> _CHALLENGE_
Produce a word-for-word copy of the listing below without its pictures.

start MATERIAL

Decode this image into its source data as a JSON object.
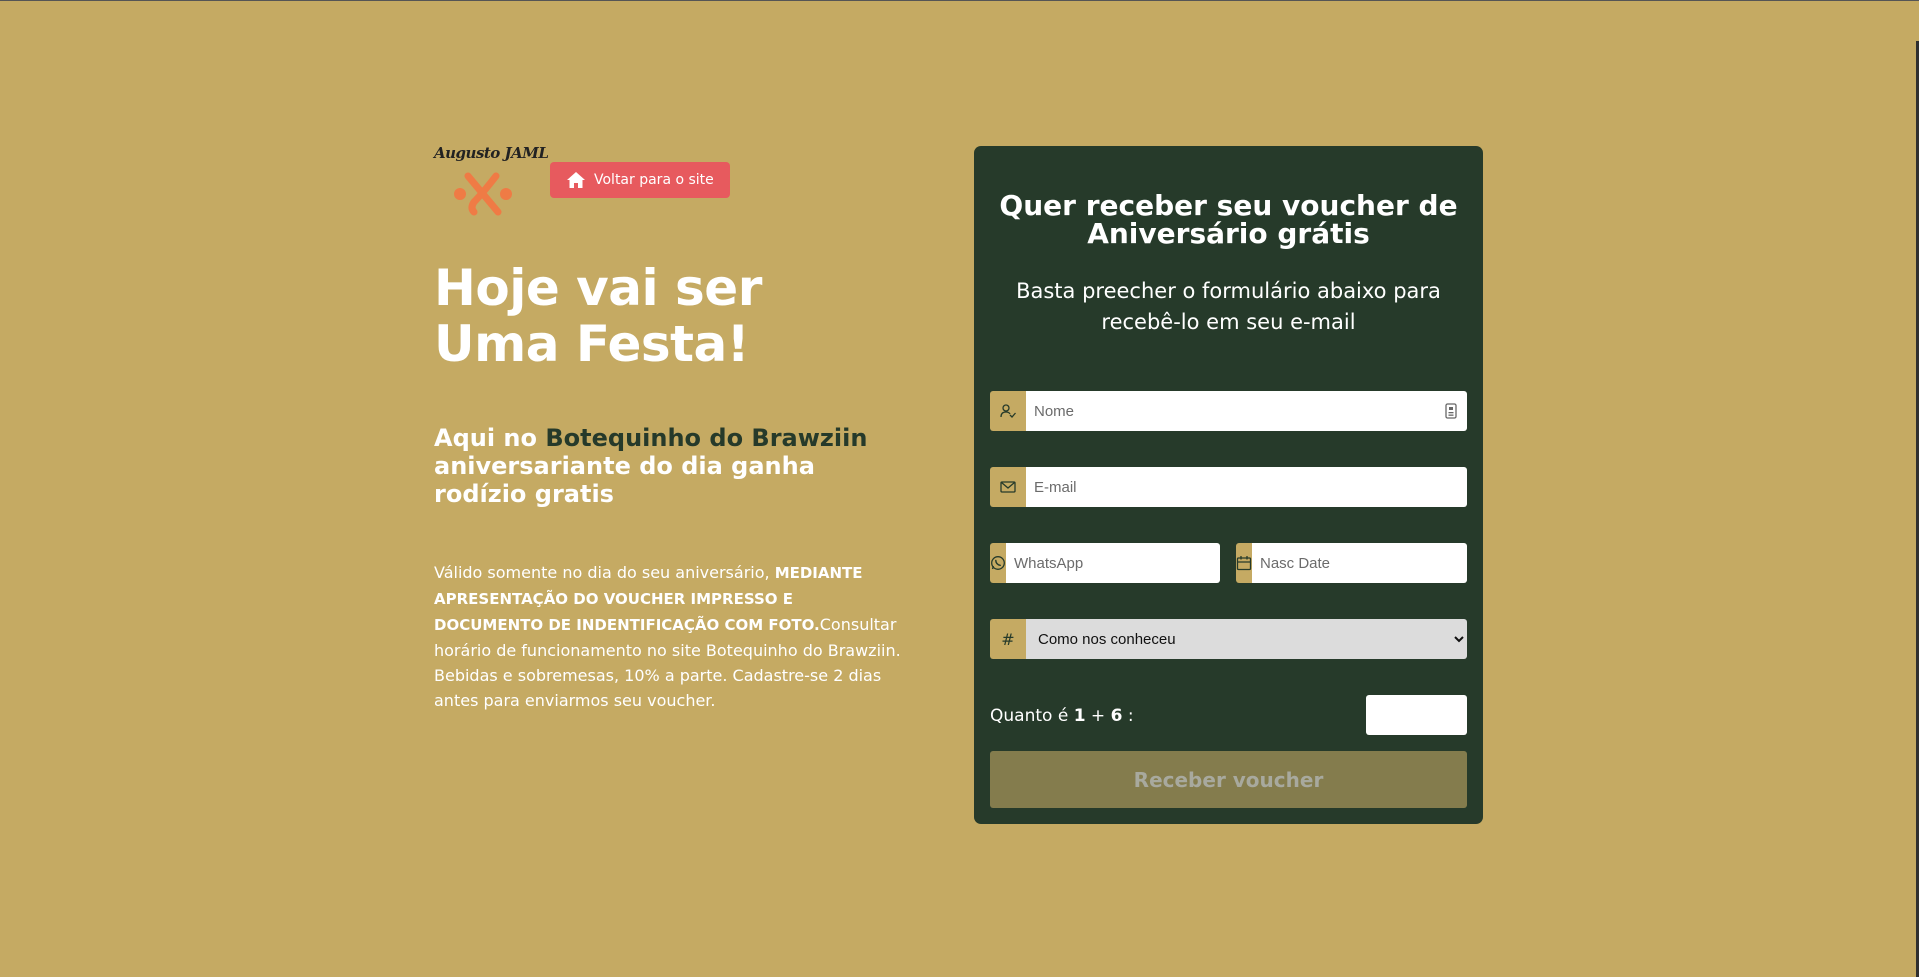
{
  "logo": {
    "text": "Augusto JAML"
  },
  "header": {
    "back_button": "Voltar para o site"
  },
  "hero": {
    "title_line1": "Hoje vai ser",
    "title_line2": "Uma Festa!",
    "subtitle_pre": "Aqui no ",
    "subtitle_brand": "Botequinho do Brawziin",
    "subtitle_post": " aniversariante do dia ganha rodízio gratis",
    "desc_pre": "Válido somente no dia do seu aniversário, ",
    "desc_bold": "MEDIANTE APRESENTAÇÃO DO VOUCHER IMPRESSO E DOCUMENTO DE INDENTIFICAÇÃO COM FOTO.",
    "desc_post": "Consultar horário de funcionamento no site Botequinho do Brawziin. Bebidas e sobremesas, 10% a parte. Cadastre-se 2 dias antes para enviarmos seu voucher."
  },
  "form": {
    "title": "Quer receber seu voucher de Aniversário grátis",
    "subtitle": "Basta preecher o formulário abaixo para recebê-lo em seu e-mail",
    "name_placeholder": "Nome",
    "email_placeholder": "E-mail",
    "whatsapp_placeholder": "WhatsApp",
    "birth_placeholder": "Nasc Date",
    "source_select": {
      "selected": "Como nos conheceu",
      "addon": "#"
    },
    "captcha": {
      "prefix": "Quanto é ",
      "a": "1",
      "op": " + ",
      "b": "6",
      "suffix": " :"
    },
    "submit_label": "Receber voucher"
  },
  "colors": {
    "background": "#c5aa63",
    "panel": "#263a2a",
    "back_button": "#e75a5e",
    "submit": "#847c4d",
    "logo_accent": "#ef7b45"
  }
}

end MATERIAL

> _EXERCISE RESULT_
Decode this image into its source data as a JSON object.
{
  "logo": {
    "text": "Augusto JAML"
  },
  "header": {
    "back_button": "Voltar para o site"
  },
  "hero": {
    "title_line1": "Hoje vai ser",
    "title_line2": "Uma Festa!",
    "subtitle_pre": "Aqui no ",
    "subtitle_brand": "Botequinho do Brawziin",
    "subtitle_post": " aniversariante do dia ganha rodízio gratis",
    "desc_pre": "Válido somente no dia do seu aniversário, ",
    "desc_bold": "MEDIANTE APRESENTAÇÃO DO VOUCHER IMPRESSO E DOCUMENTO DE INDENTIFICAÇÃO COM FOTO.",
    "desc_post": "Consultar horário de funcionamento no site Botequinho do Brawziin. Bebidas e sobremesas, 10% a parte. Cadastre-se 2 dias antes para enviarmos seu voucher."
  },
  "form": {
    "title": "Quer receber seu voucher de Aniversário grátis",
    "subtitle": "Basta preecher o formulário abaixo para recebê-lo em seu e-mail",
    "name_placeholder": "Nome",
    "email_placeholder": "E-mail",
    "whatsapp_placeholder": "WhatsApp",
    "birth_placeholder": "Nasc Date",
    "source_select": {
      "selected": "Como nos conheceu",
      "addon": "#"
    },
    "captcha": {
      "prefix": "Quanto é ",
      "a": "1",
      "op": " + ",
      "b": "6",
      "suffix": " :"
    },
    "submit_label": "Receber voucher"
  },
  "colors": {
    "background": "#c5aa63",
    "panel": "#263a2a",
    "back_button": "#e75a5e",
    "submit": "#847c4d",
    "logo_accent": "#ef7b45"
  }
}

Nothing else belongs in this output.